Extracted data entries
>> begin
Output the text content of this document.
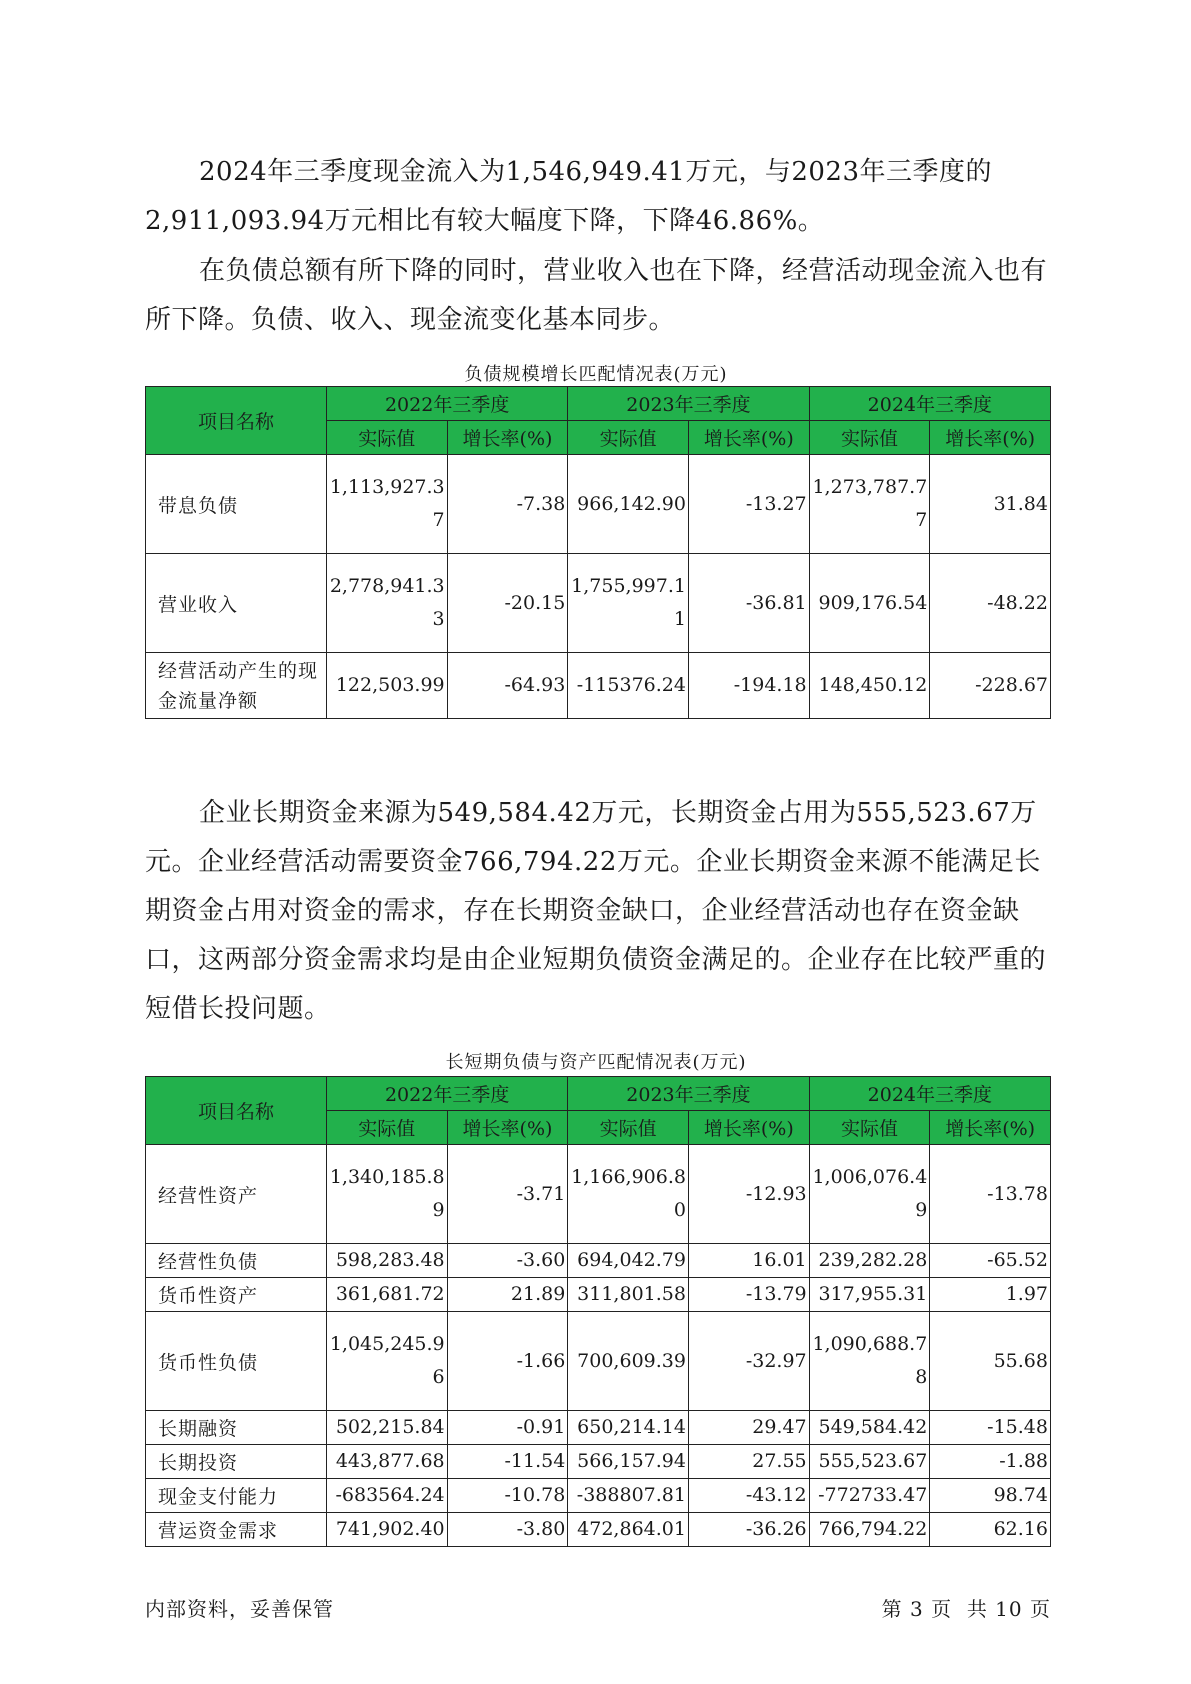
2024年三季度现金流入为1,546,949.41万元，与2023年三季度的2,911,093.94万元相比有较大幅度下降，下降46.86%。

在负债总额有所下降的同时，营业收入也在下降，经营活动现金流入也有所下降。负债、收入、现金流变化基本同步。

负债规模增长匹配情况表(万元)

项目名称	2022年三季度		2023年三季度		2024年三季度	
	实际值	增长率(%)	实际值	增长率(%)	实际值	增长率(%)
带息负债	1,113,927.37	-7.38	966,142.90	-13.27	1,273,787.77	31.84
营业收入	2,778,941.33	-20.15	1,755,997.11	-36.81	909,176.54	-48.22
经营活动产生的现金流量净额	122,503.99	-64.93	-115376.24	-194.18	148,450.12	-228.67

企业长期资金来源为549,584.42万元，长期资金占用为555,523.67万元。企业经营活动需要资金766,794.22万元。企业长期资金来源不能满足长期资金占用对资金的需求，存在长期资金缺口，企业经营活动也存在资金缺口，这两部分资金需求均是由企业短期负债资金满足的。企业存在比较严重的短借长投问题。

长短期负债与资产匹配情况表(万元)

项目名称	2022年三季度		2023年三季度		2024年三季度	
	实际值	增长率(%)	实际值	增长率(%)	实际值	增长率(%)
经营性资产	1,340,185.89	-3.71	1,166,906.80	-12.93	1,006,076.49	-13.78
经营性负债	598,283.48	-3.60	694,042.79	16.01	239,282.28	-65.52
货币性资产	361,681.72	21.89	311,801.58	-13.79	317,955.31	1.97
货币性负债	1,045,245.96	-1.66	700,609.39	-32.97	1,090,688.78	55.68
长期融资	502,215.84	-0.91	650,214.14	29.47	549,584.42	-15.48
长期投资	443,877.68	-11.54	566,157.94	27.55	555,523.67	-1.88
现金支付能力	-683564.24	-10.78	-388807.81	-43.12	-772733.47	98.74
营运资金需求	741,902.40	-3.80	472,864.01	-36.26	766,794.22	62.16
内部资料，妥善保管	第 3 页  共 10 页
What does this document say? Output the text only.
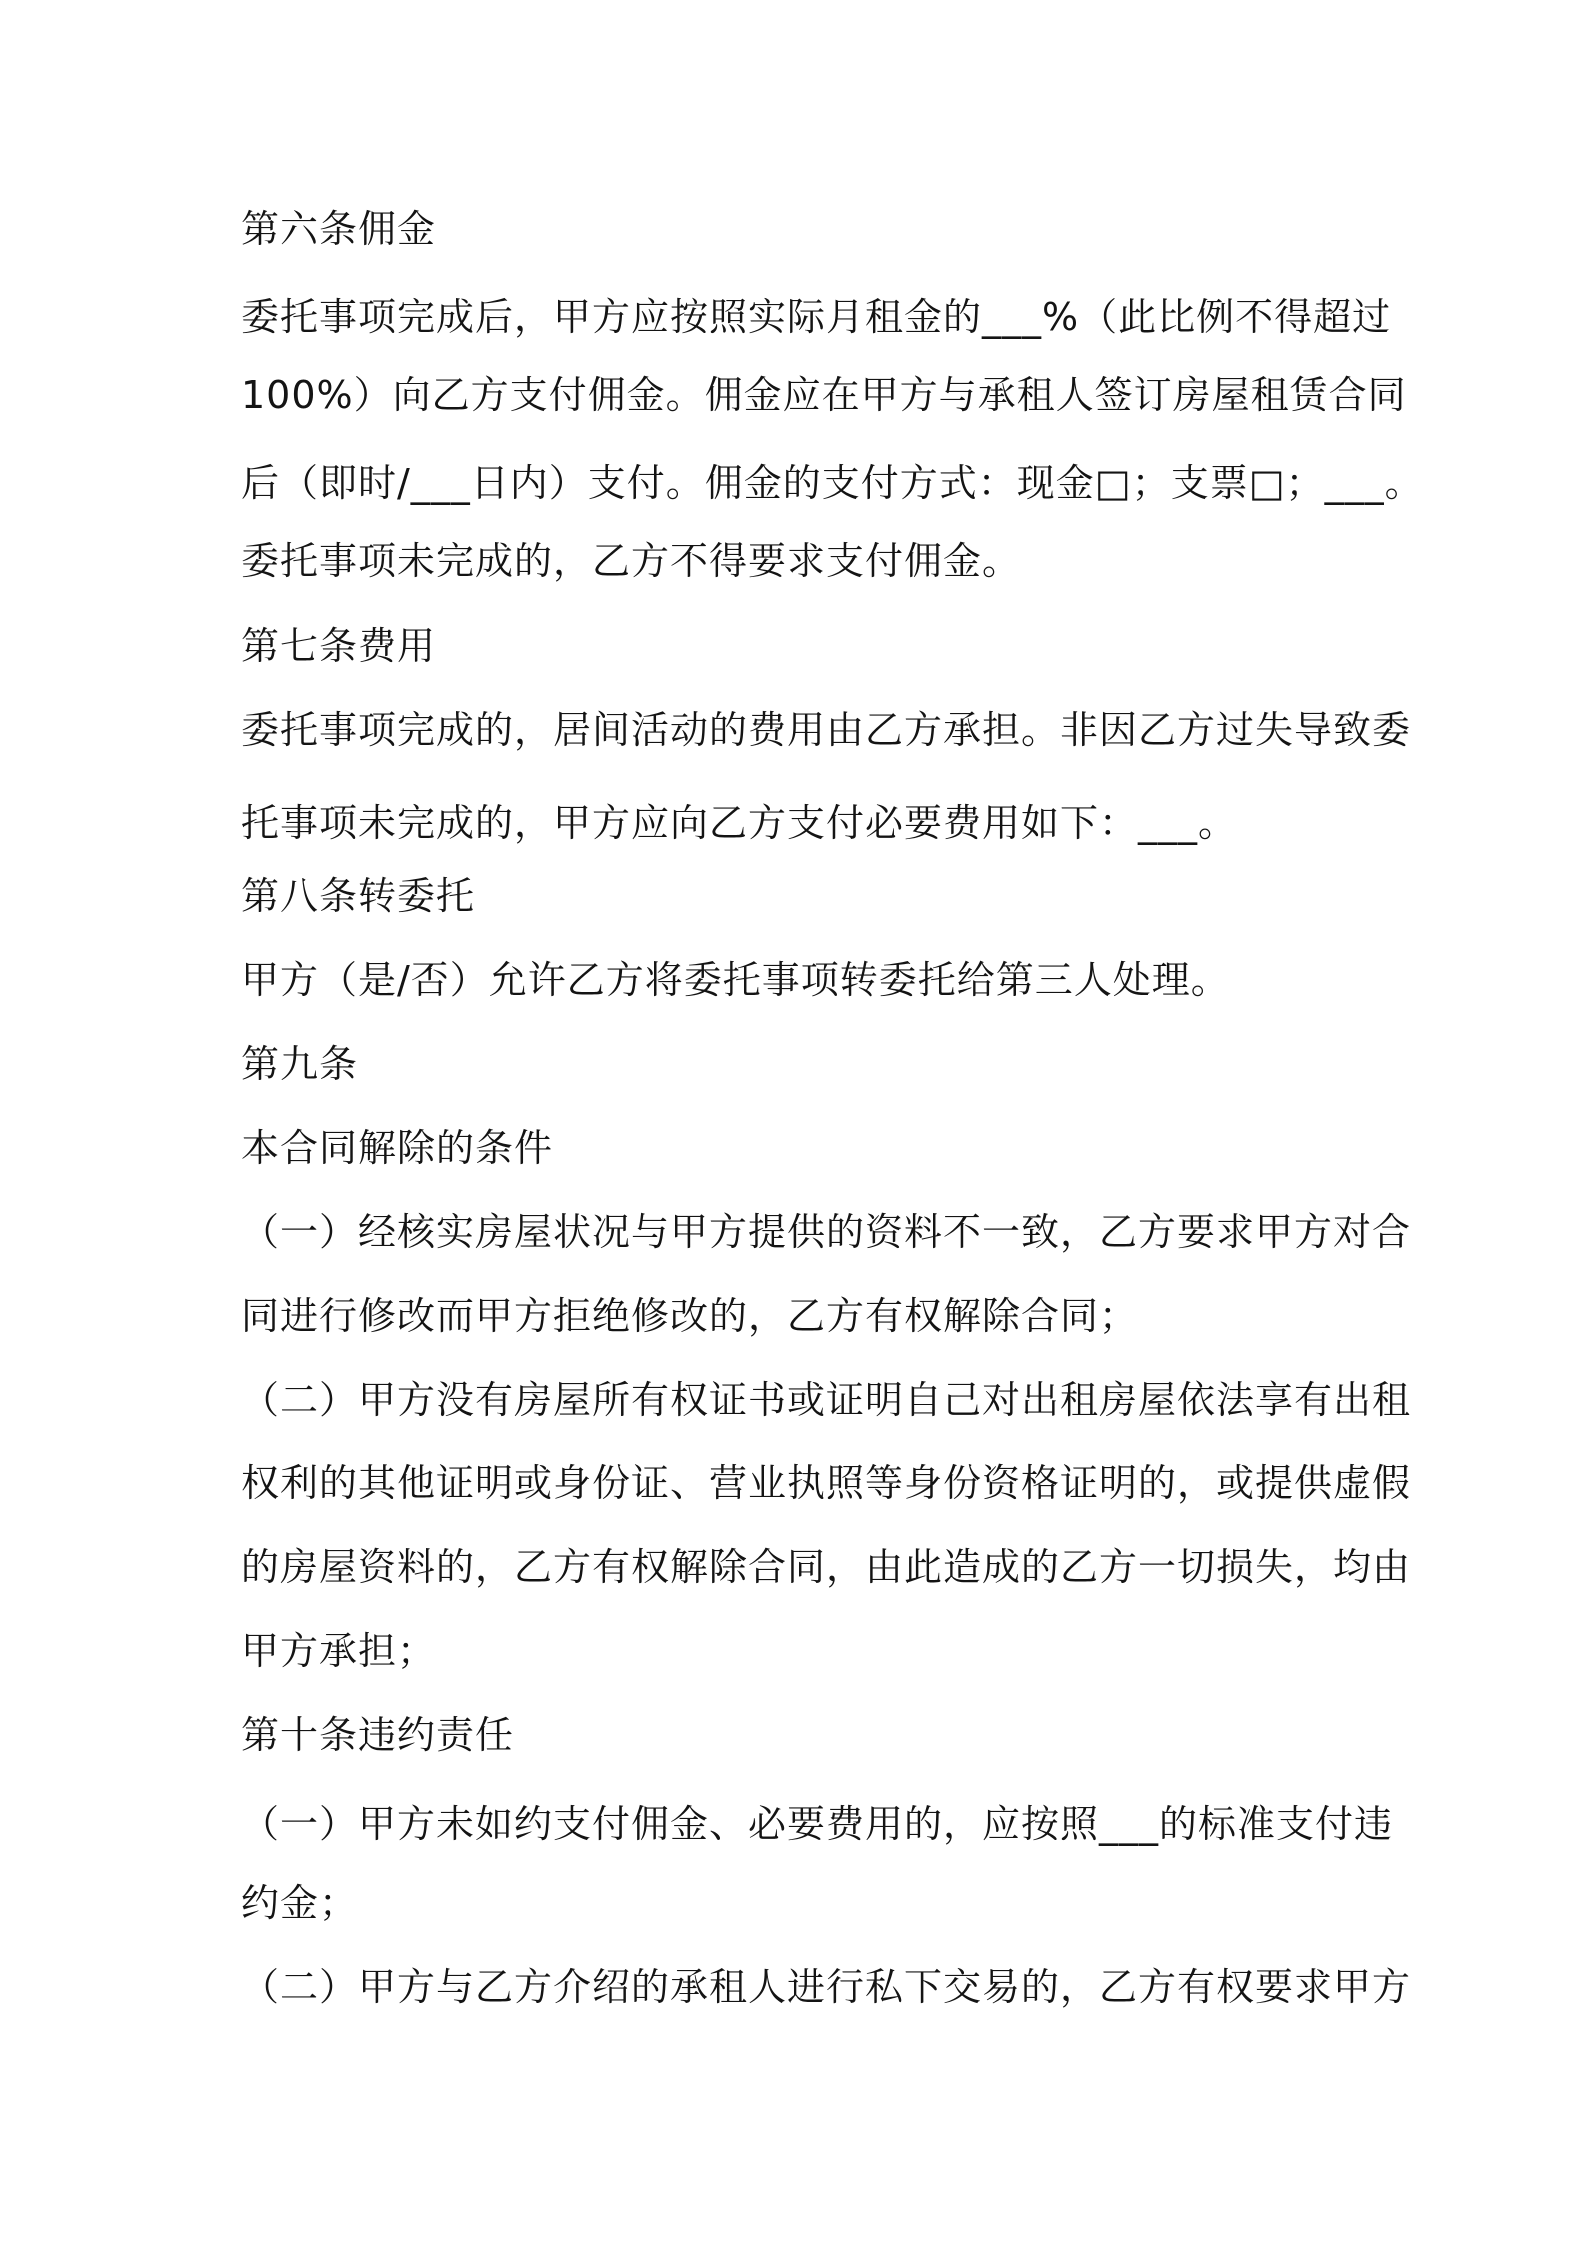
第六条佣金
委托事项完成后，甲方应按照实际月租金的___%（此比例不得超过
100%）向乙方支付佣金。佣金应在甲方与承租人签订房屋租赁合同
后（即时/___日内）支付。佣金的支付方式：现金□；支票□；___。
委托事项未完成的，乙方不得要求支付佣金。
第七条费用
委托事项完成的，居间活动的费用由乙方承担。非因乙方过失导致委
托事项未完成的，甲方应向乙方支付必要费用如下：___。
第八条转委托
甲方（是/否）允许乙方将委托事项转委托给第三人处理。
第九条
本合同解除的条件
（一）经核实房屋状况与甲方提供的资料不一致，乙方要求甲方对合
同进行修改而甲方拒绝修改的，乙方有权解除合同；
（二）甲方没有房屋所有权证书或证明自己对出租房屋依法享有出租
权利的其他证明或身份证、营业执照等身份资格证明的，或提供虚假
的房屋资料的，乙方有权解除合同，由此造成的乙方一切损失，均由
甲方承担；
第十条违约责任
（一）甲方未如约支付佣金、必要费用的，应按照___的标准支付违
约金；
（二）甲方与乙方介绍的承租人进行私下交易的，乙方有权要求甲方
>> end
From the listing above, collect every line that mentions the word "this".

> _Exercise result_
Output the text content of this document.
What does this document say? Output the text only.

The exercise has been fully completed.